## WHAT TO PRODUCE:
Every entry below must appear again, exactly as written.

## EXERCISE DATA:

* BEGIN *

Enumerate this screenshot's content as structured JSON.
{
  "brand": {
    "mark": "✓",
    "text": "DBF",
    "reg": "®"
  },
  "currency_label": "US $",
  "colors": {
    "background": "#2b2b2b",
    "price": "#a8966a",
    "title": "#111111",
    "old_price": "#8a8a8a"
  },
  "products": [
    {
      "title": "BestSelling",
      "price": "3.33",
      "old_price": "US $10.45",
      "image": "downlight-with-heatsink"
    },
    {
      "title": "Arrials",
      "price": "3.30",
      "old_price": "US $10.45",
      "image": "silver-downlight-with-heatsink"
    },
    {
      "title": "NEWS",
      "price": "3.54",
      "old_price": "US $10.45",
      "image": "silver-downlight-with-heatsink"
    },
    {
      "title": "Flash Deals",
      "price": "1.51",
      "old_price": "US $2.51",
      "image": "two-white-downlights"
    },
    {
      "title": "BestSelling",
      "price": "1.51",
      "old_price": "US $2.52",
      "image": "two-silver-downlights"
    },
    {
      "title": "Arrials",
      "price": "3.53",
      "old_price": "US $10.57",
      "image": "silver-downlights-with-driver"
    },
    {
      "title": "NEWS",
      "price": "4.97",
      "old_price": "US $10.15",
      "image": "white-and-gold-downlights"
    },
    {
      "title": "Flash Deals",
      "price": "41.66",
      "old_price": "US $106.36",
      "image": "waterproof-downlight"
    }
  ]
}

* END *

## RIGHT ANSWER:
Enumerate this screenshot's content as structured JSON.
{
  "brand": {
    "mark": "✓",
    "text": "DBF",
    "reg": "®"
  },
  "currency_label": "US $",
  "colors": {
    "background": "#2b2b2b",
    "price": "#a8966a",
    "title": "#111111",
    "old_price": "#8a8a8a"
  },
  "products": [
    {
      "title": "BestSelling",
      "price": "3.33",
      "old_price": "US $10.45",
      "image": "downlight-with-heatsink"
    },
    {
      "title": "Arrials",
      "price": "3.30",
      "old_price": "US $10.45",
      "image": "silver-downlight-with-heatsink"
    },
    {
      "title": "NEWS",
      "price": "3.54",
      "old_price": "US $10.45",
      "image": "silver-downlight-with-heatsink"
    },
    {
      "title": "Flash Deals",
      "price": "1.51",
      "old_price": "US $2.51",
      "image": "two-white-downlights"
    },
    {
      "title": "BestSelling",
      "price": "1.51",
      "old_price": "US $2.52",
      "image": "two-silver-downlights"
    },
    {
      "title": "Arrials",
      "price": "3.53",
      "old_price": "US $10.57",
      "image": "silver-downlights-with-driver"
    },
    {
      "title": "NEWS",
      "price": "4.97",
      "old_price": "US $10.15",
      "image": "white-and-gold-downlights"
    },
    {
      "title": "Flash Deals",
      "price": "41.66",
      "old_price": "US $106.36",
      "image": "waterproof-downlight"
    }
  ]
}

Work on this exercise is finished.